* **DATA SHOWN**:

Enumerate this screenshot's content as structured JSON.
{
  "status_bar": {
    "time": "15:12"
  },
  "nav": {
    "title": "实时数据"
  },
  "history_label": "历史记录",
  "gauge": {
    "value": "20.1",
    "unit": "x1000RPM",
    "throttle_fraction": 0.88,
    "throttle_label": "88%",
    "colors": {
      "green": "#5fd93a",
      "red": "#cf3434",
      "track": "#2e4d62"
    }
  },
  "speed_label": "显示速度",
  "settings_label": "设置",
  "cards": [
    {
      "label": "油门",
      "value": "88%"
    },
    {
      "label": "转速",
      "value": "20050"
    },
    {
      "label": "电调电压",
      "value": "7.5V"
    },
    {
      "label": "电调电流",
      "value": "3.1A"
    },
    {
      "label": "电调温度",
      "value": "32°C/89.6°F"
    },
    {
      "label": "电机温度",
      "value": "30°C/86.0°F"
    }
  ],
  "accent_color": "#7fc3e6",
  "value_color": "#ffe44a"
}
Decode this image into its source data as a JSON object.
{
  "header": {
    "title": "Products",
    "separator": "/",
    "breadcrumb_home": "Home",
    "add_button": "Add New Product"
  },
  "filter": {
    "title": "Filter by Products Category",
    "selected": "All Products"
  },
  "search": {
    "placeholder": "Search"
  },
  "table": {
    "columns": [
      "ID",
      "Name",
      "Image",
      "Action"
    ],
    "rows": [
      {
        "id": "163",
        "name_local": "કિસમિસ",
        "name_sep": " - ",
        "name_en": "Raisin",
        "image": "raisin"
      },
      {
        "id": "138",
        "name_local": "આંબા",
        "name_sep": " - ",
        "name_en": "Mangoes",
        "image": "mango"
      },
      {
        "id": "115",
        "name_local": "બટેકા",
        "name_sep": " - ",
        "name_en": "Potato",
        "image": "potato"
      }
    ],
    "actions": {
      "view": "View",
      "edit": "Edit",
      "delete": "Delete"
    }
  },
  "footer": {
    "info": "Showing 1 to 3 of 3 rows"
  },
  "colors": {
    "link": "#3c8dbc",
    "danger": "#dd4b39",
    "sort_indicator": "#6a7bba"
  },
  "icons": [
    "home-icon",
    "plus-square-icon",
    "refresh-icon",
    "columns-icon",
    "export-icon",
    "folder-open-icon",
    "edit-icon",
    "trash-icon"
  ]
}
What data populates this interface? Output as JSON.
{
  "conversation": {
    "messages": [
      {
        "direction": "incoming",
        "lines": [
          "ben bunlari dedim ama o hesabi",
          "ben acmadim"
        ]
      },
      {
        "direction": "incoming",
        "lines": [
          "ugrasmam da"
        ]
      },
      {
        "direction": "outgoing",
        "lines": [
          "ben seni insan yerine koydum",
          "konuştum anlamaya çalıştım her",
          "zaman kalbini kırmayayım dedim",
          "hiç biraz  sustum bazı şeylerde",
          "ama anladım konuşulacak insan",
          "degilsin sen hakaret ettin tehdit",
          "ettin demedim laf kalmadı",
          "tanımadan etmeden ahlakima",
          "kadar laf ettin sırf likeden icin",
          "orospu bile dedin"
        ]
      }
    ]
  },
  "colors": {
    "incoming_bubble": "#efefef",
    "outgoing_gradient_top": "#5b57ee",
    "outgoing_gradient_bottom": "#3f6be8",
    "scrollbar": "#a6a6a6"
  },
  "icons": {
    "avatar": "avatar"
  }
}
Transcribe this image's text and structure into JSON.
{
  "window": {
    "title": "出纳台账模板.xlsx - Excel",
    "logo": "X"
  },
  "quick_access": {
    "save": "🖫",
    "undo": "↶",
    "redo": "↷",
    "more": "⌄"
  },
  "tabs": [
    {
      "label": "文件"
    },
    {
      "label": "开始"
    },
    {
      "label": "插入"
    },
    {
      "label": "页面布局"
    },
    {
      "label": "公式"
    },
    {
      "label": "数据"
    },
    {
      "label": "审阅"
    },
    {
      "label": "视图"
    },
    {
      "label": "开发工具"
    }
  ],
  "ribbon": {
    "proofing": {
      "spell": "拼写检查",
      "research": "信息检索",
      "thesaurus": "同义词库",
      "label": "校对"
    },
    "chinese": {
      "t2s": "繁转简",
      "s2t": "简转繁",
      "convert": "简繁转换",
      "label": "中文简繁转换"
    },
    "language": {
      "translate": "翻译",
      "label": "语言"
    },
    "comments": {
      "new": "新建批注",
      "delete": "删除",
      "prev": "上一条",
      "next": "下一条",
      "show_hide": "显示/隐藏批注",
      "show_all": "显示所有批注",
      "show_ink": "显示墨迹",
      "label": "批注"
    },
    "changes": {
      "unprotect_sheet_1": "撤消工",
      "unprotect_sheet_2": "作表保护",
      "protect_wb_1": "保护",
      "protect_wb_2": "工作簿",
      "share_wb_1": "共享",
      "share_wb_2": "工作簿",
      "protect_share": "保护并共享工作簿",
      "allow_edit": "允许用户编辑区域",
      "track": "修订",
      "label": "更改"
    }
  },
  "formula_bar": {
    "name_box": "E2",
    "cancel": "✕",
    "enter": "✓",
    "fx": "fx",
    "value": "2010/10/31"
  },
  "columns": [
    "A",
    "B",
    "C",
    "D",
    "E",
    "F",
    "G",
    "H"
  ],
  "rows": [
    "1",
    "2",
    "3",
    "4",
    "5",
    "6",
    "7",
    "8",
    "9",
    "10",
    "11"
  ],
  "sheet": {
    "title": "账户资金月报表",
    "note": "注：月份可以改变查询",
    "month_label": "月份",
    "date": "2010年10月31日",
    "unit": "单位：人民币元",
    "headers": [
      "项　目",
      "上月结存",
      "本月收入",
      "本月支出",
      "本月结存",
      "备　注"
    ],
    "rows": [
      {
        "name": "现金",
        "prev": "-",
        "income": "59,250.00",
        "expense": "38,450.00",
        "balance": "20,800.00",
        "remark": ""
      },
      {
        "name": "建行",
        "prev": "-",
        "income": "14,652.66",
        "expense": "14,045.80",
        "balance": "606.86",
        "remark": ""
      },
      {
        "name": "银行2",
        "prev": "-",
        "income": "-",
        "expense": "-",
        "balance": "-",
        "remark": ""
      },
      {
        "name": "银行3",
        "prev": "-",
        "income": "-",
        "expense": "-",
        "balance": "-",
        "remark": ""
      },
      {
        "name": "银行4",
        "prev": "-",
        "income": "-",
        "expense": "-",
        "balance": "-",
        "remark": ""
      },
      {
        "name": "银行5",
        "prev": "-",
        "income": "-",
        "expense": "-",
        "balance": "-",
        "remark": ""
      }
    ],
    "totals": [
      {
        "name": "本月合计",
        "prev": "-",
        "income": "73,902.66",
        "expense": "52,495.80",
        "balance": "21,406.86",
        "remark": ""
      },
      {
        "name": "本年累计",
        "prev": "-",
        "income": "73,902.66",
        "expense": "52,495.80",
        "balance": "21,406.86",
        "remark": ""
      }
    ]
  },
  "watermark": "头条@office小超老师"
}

* **DESCRIPTION OF THE TASK**: Please reproduce the entire listing, exactly as shown.

* **FULL RESPONSE**:
Enumerate this screenshot's content as structured JSON.
{
  "status_bar": {
    "time": "15:12"
  },
  "nav": {
    "title": "实时数据"
  },
  "history_label": "历史记录",
  "gauge": {
    "value": "20.1",
    "unit": "x1000RPM",
    "throttle_fraction": 0.88,
    "throttle_label": "88%",
    "colors": {
      "green": "#5fd93a",
      "red": "#cf3434",
      "track": "#2e4d62"
    }
  },
  "speed_label": "显示速度",
  "settings_label": "设置",
  "cards": [
    {
      "label": "油门",
      "value": "88%"
    },
    {
      "label": "转速",
      "value": "20050"
    },
    {
      "label": "电调电压",
      "value": "7.5V"
    },
    {
      "label": "电调电流",
      "value": "3.1A"
    },
    {
      "label": "电调温度",
      "value": "32°C/89.6°F"
    },
    {
      "label": "电机温度",
      "value": "30°C/86.0°F"
    }
  ],
  "accent_color": "#7fc3e6",
  "value_color": "#ffe44a"
}
Decode this image into its source data as a JSON object.
{
  "header": {
    "title": "Products",
    "separator": "/",
    "breadcrumb_home": "Home",
    "add_button": "Add New Product"
  },
  "filter": {
    "title": "Filter by Products Category",
    "selected": "All Products"
  },
  "search": {
    "placeholder": "Search"
  },
  "table": {
    "columns": [
      "ID",
      "Name",
      "Image",
      "Action"
    ],
    "rows": [
      {
        "id": "163",
        "name_local": "કિસમિસ",
        "name_sep": " - ",
        "name_en": "Raisin",
        "image": "raisin"
      },
      {
        "id": "138",
        "name_local": "આંબા",
        "name_sep": " - ",
        "name_en": "Mangoes",
        "image": "mango"
      },
      {
        "id": "115",
        "name_local": "બટેકા",
        "name_sep": " - ",
        "name_en": "Potato",
        "image": "potato"
      }
    ],
    "actions": {
      "view": "View",
      "edit": "Edit",
      "delete": "Delete"
    }
  },
  "footer": {
    "info": "Showing 1 to 3 of 3 rows"
  },
  "colors": {
    "link": "#3c8dbc",
    "danger": "#dd4b39",
    "sort_indicator": "#6a7bba"
  },
  "icons": [
    "home-icon",
    "plus-square-icon",
    "refresh-icon",
    "columns-icon",
    "export-icon",
    "folder-open-icon",
    "edit-icon",
    "trash-icon"
  ]
}
What data populates this interface? Output as JSON.
{
  "conversation": {
    "messages": [
      {
        "direction": "incoming",
        "lines": [
          "ben bunlari dedim ama o hesabi",
          "ben acmadim"
        ]
      },
      {
        "direction": "incoming",
        "lines": [
          "ugrasmam da"
        ]
      },
      {
        "direction": "outgoing",
        "lines": [
          "ben seni insan yerine koydum",
          "konuştum anlamaya çalıştım her",
          "zaman kalbini kırmayayım dedim",
          "hiç biraz  sustum bazı şeylerde",
          "ama anladım konuşulacak insan",
          "degilsin sen hakaret ettin tehdit",
          "ettin demedim laf kalmadı",
          "tanımadan etmeden ahlakima",
          "kadar laf ettin sırf likeden icin",
          "orospu bile dedin"
        ]
      }
    ]
  },
  "colors": {
    "incoming_bubble": "#efefef",
    "outgoing_gradient_top": "#5b57ee",
    "outgoing_gradient_bottom": "#3f6be8",
    "scrollbar": "#a6a6a6"
  },
  "icons": {
    "avatar": "avatar"
  }
}
Transcribe this image's text and structure into JSON.
{
  "window": {
    "title": "出纳台账模板.xlsx - Excel",
    "logo": "X"
  },
  "quick_access": {
    "save": "🖫",
    "undo": "↶",
    "redo": "↷",
    "more": "⌄"
  },
  "tabs": [
    {
      "label": "文件"
    },
    {
      "label": "开始"
    },
    {
      "label": "插入"
    },
    {
      "label": "页面布局"
    },
    {
      "label": "公式"
    },
    {
      "label": "数据"
    },
    {
      "label": "审阅"
    },
    {
      "label": "视图"
    },
    {
      "label": "开发工具"
    }
  ],
  "ribbon": {
    "proofing": {
      "spell": "拼写检查",
      "research": "信息检索",
      "thesaurus": "同义词库",
      "label": "校对"
    },
    "chinese": {
      "t2s": "繁转简",
      "s2t": "简转繁",
      "convert": "简繁转换",
      "label": "中文简繁转换"
    },
    "language": {
      "translate": "翻译",
      "label": "语言"
    },
    "comments": {
      "new": "新建批注",
      "delete": "删除",
      "prev": "上一条",
      "next": "下一条",
      "show_hide": "显示/隐藏批注",
      "show_all": "显示所有批注",
      "show_ink": "显示墨迹",
      "label": "批注"
    },
    "changes": {
      "unprotect_sheet_1": "撤消工",
      "unprotect_sheet_2": "作表保护",
      "protect_wb_1": "保护",
      "protect_wb_2": "工作簿",
      "share_wb_1": "共享",
      "share_wb_2": "工作簿",
      "protect_share": "保护并共享工作簿",
      "allow_edit": "允许用户编辑区域",
      "track": "修订",
      "label": "更改"
    }
  },
  "formula_bar": {
    "name_box": "E2",
    "cancel": "✕",
    "enter": "✓",
    "fx": "fx",
    "value": "2010/10/31"
  },
  "columns": [
    "A",
    "B",
    "C",
    "D",
    "E",
    "F",
    "G",
    "H"
  ],
  "rows": [
    "1",
    "2",
    "3",
    "4",
    "5",
    "6",
    "7",
    "8",
    "9",
    "10",
    "11"
  ],
  "sheet": {
    "title": "账户资金月报表",
    "note": "注：月份可以改变查询",
    "month_label": "月份",
    "date": "2010年10月31日",
    "unit": "单位：人民币元",
    "headers": [
      "项　目",
      "上月结存",
      "本月收入",
      "本月支出",
      "本月结存",
      "备　注"
    ],
    "rows": [
      {
        "name": "现金",
        "prev": "-",
        "income": "59,250.00",
        "expense": "38,450.00",
        "balance": "20,800.00",
        "remark": ""
      },
      {
        "name": "建行",
        "prev": "-",
        "income": "14,652.66",
        "expense": "14,045.80",
        "balance": "606.86",
        "remark": ""
      },
      {
        "name": "银行2",
        "prev": "-",
        "income": "-",
        "expense": "-",
        "balance": "-",
        "remark": ""
      },
      {
        "name": "银行3",
        "prev": "-",
        "income": "-",
        "expense": "-",
        "balance": "-",
        "remark": ""
      },
      {
        "name": "银行4",
        "prev": "-",
        "income": "-",
        "expense": "-",
        "balance": "-",
        "remark": ""
      },
      {
        "name": "银行5",
        "prev": "-",
        "income": "-",
        "expense": "-",
        "balance": "-",
        "remark": ""
      }
    ],
    "totals": [
      {
        "name": "本月合计",
        "prev": "-",
        "income": "73,902.66",
        "expense": "52,495.80",
        "balance": "21,406.86",
        "remark": ""
      },
      {
        "name": "本年累计",
        "prev": "-",
        "income": "73,902.66",
        "expense": "52,495.80",
        "balance": "21,406.86",
        "remark": ""
      }
    ]
  },
  "watermark": "头条@office小超老师"
}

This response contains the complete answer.